§ **Exercise directions**
Give the records again in full, exactly as written.

--- START ---

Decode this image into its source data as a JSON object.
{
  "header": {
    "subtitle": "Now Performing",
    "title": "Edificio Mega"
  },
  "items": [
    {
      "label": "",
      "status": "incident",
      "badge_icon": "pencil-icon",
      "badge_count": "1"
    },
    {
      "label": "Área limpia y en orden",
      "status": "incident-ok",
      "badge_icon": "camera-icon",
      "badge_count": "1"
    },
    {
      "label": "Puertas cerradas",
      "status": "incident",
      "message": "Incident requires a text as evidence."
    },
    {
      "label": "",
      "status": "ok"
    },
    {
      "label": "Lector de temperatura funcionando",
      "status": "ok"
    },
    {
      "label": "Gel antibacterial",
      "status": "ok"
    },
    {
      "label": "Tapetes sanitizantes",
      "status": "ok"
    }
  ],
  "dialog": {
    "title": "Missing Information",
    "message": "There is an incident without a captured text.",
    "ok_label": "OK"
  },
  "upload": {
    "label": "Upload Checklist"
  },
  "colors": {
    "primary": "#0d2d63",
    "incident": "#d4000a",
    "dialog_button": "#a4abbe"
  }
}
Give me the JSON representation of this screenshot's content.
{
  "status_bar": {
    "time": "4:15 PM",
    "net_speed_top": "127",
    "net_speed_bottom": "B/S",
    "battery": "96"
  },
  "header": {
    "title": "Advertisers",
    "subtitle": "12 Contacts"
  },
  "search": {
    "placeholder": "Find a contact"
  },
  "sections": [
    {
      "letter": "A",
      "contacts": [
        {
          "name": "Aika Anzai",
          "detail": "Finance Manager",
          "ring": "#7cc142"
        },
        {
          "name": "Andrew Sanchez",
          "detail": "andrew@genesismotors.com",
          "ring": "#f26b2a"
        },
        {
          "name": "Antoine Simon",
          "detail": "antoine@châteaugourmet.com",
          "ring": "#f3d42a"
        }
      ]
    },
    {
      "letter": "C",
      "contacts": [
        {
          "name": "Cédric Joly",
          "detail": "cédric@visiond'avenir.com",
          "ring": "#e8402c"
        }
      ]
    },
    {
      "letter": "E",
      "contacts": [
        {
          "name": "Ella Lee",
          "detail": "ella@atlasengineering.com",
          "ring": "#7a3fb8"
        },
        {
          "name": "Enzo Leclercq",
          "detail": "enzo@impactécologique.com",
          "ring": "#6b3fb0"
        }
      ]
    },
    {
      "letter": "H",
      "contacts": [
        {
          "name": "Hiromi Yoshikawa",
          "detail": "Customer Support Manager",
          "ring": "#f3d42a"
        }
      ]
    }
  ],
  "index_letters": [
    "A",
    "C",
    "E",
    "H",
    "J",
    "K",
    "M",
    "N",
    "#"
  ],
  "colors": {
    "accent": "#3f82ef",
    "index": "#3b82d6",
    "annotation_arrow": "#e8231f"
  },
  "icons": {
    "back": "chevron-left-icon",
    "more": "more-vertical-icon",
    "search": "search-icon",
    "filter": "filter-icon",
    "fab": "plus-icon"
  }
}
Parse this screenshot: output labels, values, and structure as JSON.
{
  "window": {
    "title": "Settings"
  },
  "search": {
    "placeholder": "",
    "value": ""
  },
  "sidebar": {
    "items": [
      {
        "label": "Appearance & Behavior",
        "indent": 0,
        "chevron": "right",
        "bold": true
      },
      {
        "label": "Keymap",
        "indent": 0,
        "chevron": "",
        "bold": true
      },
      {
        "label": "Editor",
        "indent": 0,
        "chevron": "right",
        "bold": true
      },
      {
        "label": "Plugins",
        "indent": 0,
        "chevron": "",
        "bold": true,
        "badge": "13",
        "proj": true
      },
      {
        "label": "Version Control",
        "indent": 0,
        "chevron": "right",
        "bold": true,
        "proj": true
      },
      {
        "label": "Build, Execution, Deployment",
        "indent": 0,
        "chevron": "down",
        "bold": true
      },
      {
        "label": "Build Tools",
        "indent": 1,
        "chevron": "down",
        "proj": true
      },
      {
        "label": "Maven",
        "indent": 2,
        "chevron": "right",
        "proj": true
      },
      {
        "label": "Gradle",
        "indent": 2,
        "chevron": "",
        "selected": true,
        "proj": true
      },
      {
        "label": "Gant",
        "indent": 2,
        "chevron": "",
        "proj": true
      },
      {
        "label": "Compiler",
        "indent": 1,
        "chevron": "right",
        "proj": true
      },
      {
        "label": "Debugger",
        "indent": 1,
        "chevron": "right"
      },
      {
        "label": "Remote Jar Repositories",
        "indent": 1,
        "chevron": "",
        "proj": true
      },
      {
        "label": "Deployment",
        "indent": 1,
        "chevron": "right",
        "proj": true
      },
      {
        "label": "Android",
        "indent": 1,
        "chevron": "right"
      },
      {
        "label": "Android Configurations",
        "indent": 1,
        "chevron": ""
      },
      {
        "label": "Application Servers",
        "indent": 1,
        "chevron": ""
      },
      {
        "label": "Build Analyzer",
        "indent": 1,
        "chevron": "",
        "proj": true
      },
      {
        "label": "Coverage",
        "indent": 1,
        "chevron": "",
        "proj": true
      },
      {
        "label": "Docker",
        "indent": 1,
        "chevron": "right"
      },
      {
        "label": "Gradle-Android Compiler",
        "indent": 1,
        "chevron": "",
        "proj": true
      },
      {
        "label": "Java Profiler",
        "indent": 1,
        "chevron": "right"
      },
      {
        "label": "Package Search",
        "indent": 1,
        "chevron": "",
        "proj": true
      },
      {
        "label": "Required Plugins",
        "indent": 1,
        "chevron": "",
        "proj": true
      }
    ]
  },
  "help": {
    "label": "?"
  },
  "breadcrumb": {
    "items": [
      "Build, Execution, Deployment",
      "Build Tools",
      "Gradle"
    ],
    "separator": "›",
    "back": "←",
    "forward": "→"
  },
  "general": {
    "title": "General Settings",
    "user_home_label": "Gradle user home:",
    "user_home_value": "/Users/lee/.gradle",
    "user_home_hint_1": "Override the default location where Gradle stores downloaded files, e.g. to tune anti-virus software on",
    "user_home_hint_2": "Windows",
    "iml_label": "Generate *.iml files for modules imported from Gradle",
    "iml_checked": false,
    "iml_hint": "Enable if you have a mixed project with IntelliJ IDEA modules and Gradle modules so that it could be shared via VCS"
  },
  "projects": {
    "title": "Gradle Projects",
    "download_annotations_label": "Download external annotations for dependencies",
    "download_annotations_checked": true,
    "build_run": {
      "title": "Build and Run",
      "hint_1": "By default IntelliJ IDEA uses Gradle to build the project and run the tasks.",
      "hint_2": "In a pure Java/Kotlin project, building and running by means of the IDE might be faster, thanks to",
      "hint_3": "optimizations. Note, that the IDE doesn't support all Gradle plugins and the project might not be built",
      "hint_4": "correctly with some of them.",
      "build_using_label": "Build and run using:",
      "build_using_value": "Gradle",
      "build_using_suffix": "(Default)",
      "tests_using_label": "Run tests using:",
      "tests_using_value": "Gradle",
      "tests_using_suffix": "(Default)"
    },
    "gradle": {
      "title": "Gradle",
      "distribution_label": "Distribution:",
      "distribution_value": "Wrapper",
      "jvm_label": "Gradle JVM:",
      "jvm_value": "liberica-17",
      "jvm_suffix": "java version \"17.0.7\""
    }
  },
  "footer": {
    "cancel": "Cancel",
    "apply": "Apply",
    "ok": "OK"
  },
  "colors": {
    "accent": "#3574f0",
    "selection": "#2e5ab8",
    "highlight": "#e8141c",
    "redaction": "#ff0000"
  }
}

--- END ---

§ **Result below**
Decode this image into its source data as a JSON object.
{
  "header": {
    "subtitle": "Now Performing",
    "title": "Edificio Mega"
  },
  "items": [
    {
      "label": "",
      "status": "incident",
      "badge_icon": "pencil-icon",
      "badge_count": "1"
    },
    {
      "label": "Área limpia y en orden",
      "status": "incident-ok",
      "badge_icon": "camera-icon",
      "badge_count": "1"
    },
    {
      "label": "Puertas cerradas",
      "status": "incident",
      "message": "Incident requires a text as evidence."
    },
    {
      "label": "",
      "status": "ok"
    },
    {
      "label": "Lector de temperatura funcionando",
      "status": "ok"
    },
    {
      "label": "Gel antibacterial",
      "status": "ok"
    },
    {
      "label": "Tapetes sanitizantes",
      "status": "ok"
    }
  ],
  "dialog": {
    "title": "Missing Information",
    "message": "There is an incident without a captured text.",
    "ok_label": "OK"
  },
  "upload": {
    "label": "Upload Checklist"
  },
  "colors": {
    "primary": "#0d2d63",
    "incident": "#d4000a",
    "dialog_button": "#a4abbe"
  }
}
Give me the JSON representation of this screenshot's content.
{
  "status_bar": {
    "time": "4:15 PM",
    "net_speed_top": "127",
    "net_speed_bottom": "B/S",
    "battery": "96"
  },
  "header": {
    "title": "Advertisers",
    "subtitle": "12 Contacts"
  },
  "search": {
    "placeholder": "Find a contact"
  },
  "sections": [
    {
      "letter": "A",
      "contacts": [
        {
          "name": "Aika Anzai",
          "detail": "Finance Manager",
          "ring": "#7cc142"
        },
        {
          "name": "Andrew Sanchez",
          "detail": "andrew@genesismotors.com",
          "ring": "#f26b2a"
        },
        {
          "name": "Antoine Simon",
          "detail": "antoine@châteaugourmet.com",
          "ring": "#f3d42a"
        }
      ]
    },
    {
      "letter": "C",
      "contacts": [
        {
          "name": "Cédric Joly",
          "detail": "cédric@visiond'avenir.com",
          "ring": "#e8402c"
        }
      ]
    },
    {
      "letter": "E",
      "contacts": [
        {
          "name": "Ella Lee",
          "detail": "ella@atlasengineering.com",
          "ring": "#7a3fb8"
        },
        {
          "name": "Enzo Leclercq",
          "detail": "enzo@impactécologique.com",
          "ring": "#6b3fb0"
        }
      ]
    },
    {
      "letter": "H",
      "contacts": [
        {
          "name": "Hiromi Yoshikawa",
          "detail": "Customer Support Manager",
          "ring": "#f3d42a"
        }
      ]
    }
  ],
  "index_letters": [
    "A",
    "C",
    "E",
    "H",
    "J",
    "K",
    "M",
    "N",
    "#"
  ],
  "colors": {
    "accent": "#3f82ef",
    "index": "#3b82d6",
    "annotation_arrow": "#e8231f"
  },
  "icons": {
    "back": "chevron-left-icon",
    "more": "more-vertical-icon",
    "search": "search-icon",
    "filter": "filter-icon",
    "fab": "plus-icon"
  }
}
Parse this screenshot: output labels, values, and structure as JSON.
{
  "window": {
    "title": "Settings"
  },
  "search": {
    "placeholder": "",
    "value": ""
  },
  "sidebar": {
    "items": [
      {
        "label": "Appearance & Behavior",
        "indent": 0,
        "chevron": "right",
        "bold": true
      },
      {
        "label": "Keymap",
        "indent": 0,
        "chevron": "",
        "bold": true
      },
      {
        "label": "Editor",
        "indent": 0,
        "chevron": "right",
        "bold": true
      },
      {
        "label": "Plugins",
        "indent": 0,
        "chevron": "",
        "bold": true,
        "badge": "13",
        "proj": true
      },
      {
        "label": "Version Control",
        "indent": 0,
        "chevron": "right",
        "bold": true,
        "proj": true
      },
      {
        "label": "Build, Execution, Deployment",
        "indent": 0,
        "chevron": "down",
        "bold": true
      },
      {
        "label": "Build Tools",
        "indent": 1,
        "chevron": "down",
        "proj": true
      },
      {
        "label": "Maven",
        "indent": 2,
        "chevron": "right",
        "proj": true
      },
      {
        "label": "Gradle",
        "indent": 2,
        "chevron": "",
        "selected": true,
        "proj": true
      },
      {
        "label": "Gant",
        "indent": 2,
        "chevron": "",
        "proj": true
      },
      {
        "label": "Compiler",
        "indent": 1,
        "chevron": "right",
        "proj": true
      },
      {
        "label": "Debugger",
        "indent": 1,
        "chevron": "right"
      },
      {
        "label": "Remote Jar Repositories",
        "indent": 1,
        "chevron": "",
        "proj": true
      },
      {
        "label": "Deployment",
        "indent": 1,
        "chevron": "right",
        "proj": true
      },
      {
        "label": "Android",
        "indent": 1,
        "chevron": "right"
      },
      {
        "label": "Android Configurations",
        "indent": 1,
        "chevron": ""
      },
      {
        "label": "Application Servers",
        "indent": 1,
        "chevron": ""
      },
      {
        "label": "Build Analyzer",
        "indent": 1,
        "chevron": "",
        "proj": true
      },
      {
        "label": "Coverage",
        "indent": 1,
        "chevron": "",
        "proj": true
      },
      {
        "label": "Docker",
        "indent": 1,
        "chevron": "right"
      },
      {
        "label": "Gradle-Android Compiler",
        "indent": 1,
        "chevron": "",
        "proj": true
      },
      {
        "label": "Java Profiler",
        "indent": 1,
        "chevron": "right"
      },
      {
        "label": "Package Search",
        "indent": 1,
        "chevron": "",
        "proj": true
      },
      {
        "label": "Required Plugins",
        "indent": 1,
        "chevron": "",
        "proj": true
      }
    ]
  },
  "help": {
    "label": "?"
  },
  "breadcrumb": {
    "items": [
      "Build, Execution, Deployment",
      "Build Tools",
      "Gradle"
    ],
    "separator": "›",
    "back": "←",
    "forward": "→"
  },
  "general": {
    "title": "General Settings",
    "user_home_label": "Gradle user home:",
    "user_home_value": "/Users/lee/.gradle",
    "user_home_hint_1": "Override the default location where Gradle stores downloaded files, e.g. to tune anti-virus software on",
    "user_home_hint_2": "Windows",
    "iml_label": "Generate *.iml files for modules imported from Gradle",
    "iml_checked": false,
    "iml_hint": "Enable if you have a mixed project with IntelliJ IDEA modules and Gradle modules so that it could be shared via VCS"
  },
  "projects": {
    "title": "Gradle Projects",
    "download_annotations_label": "Download external annotations for dependencies",
    "download_annotations_checked": true,
    "build_run": {
      "title": "Build and Run",
      "hint_1": "By default IntelliJ IDEA uses Gradle to build the project and run the tasks.",
      "hint_2": "In a pure Java/Kotlin project, building and running by means of the IDE might be faster, thanks to",
      "hint_3": "optimizations. Note, that the IDE doesn't support all Gradle plugins and the project might not be built",
      "hint_4": "correctly with some of them.",
      "build_using_label": "Build and run using:",
      "build_using_value": "Gradle",
      "build_using_suffix": "(Default)",
      "tests_using_label": "Run tests using:",
      "tests_using_value": "Gradle",
      "tests_using_suffix": "(Default)"
    },
    "gradle": {
      "title": "Gradle",
      "distribution_label": "Distribution:",
      "distribution_value": "Wrapper",
      "jvm_label": "Gradle JVM:",
      "jvm_value": "liberica-17",
      "jvm_suffix": "java version \"17.0.7\""
    }
  },
  "footer": {
    "cancel": "Cancel",
    "apply": "Apply",
    "ok": "OK"
  },
  "colors": {
    "accent": "#3574f0",
    "selection": "#2e5ab8",
    "highlight": "#e8141c",
    "redaction": "#ff0000"
  }
}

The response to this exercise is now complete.